- WHAT NEEDS TO BE DONE -
Print out the entries below with no edits.
--- Begin PROVIDED INFORMATION ---
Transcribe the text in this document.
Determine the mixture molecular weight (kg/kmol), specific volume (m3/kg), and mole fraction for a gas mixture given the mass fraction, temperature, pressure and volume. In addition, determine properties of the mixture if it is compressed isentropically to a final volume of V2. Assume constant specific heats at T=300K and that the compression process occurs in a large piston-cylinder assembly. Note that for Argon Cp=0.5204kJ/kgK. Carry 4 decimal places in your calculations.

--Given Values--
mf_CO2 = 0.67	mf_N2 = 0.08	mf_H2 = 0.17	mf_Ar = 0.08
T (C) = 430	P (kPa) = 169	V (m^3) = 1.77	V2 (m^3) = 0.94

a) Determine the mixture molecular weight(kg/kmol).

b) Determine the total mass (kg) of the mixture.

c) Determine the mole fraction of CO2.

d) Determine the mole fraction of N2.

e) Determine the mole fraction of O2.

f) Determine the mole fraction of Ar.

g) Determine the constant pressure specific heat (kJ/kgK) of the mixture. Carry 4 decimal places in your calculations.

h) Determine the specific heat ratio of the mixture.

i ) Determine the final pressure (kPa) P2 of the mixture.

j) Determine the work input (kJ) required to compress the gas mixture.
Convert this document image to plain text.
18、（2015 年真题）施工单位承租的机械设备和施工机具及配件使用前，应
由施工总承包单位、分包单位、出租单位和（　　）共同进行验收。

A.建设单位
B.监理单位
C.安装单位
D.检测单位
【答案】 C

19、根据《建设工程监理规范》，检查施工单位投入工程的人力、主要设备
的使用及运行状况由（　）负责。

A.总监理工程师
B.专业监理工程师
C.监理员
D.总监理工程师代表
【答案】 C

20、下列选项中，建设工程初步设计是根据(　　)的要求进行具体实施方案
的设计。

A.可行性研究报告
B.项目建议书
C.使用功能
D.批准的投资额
--- End PROVIDED INFORMATION ---
- RESPONSE TO THIS EXERCISE -
Transcribe the text in this document.
Determine the mixture molecular weight (kg/kmol), specific volume (m3/kg), and mole fraction for a gas mixture given the mass fraction, temperature, pressure and volume. In addition, determine properties of the mixture if it is compressed isentropically to a final volume of V2. Assume constant specific heats at T=300K and that the compression process occurs in a large piston-cylinder assembly. Note that for Argon Cp=0.5204kJ/kgK. Carry 4 decimal places in your calculations.

--Given Values--
mf_CO2 = 0.67	mf_N2 = 0.08	mf_H2 = 0.17	mf_Ar = 0.08
T (C) = 430	P (kPa) = 169	V (m^3) = 1.77	V2 (m^3) = 0.94

a) Determine the mixture molecular weight(kg/kmol).

b) Determine the total mass (kg) of the mixture.

c) Determine the mole fraction of CO2.

d) Determine the mole fraction of N2.

e) Determine the mole fraction of O2.

f) Determine the mole fraction of Ar.

g) Determine the constant pressure specific heat (kJ/kgK) of the mixture. Carry 4 decimal places in your calculations.

h) Determine the specific heat ratio of the mixture.

i ) Determine the final pressure (kPa) P2 of the mixture.

j) Determine the work input (kJ) required to compress the gas mixture.
Convert this document image to plain text.
18、（2015 年真题）施工单位承租的机械设备和施工机具及配件使用前，应
由施工总承包单位、分包单位、出租单位和（　　）共同进行验收。

A.建设单位
B.监理单位
C.安装单位
D.检测单位
【答案】 C

19、根据《建设工程监理规范》，检查施工单位投入工程的人力、主要设备
的使用及运行状况由（　）负责。

A.总监理工程师
B.专业监理工程师
C.监理员
D.总监理工程师代表
【答案】 C

20、下列选项中，建设工程初步设计是根据(　　)的要求进行具体实施方案
的设计。

A.可行性研究报告
B.项目建议书
C.使用功能
D.批准的投资额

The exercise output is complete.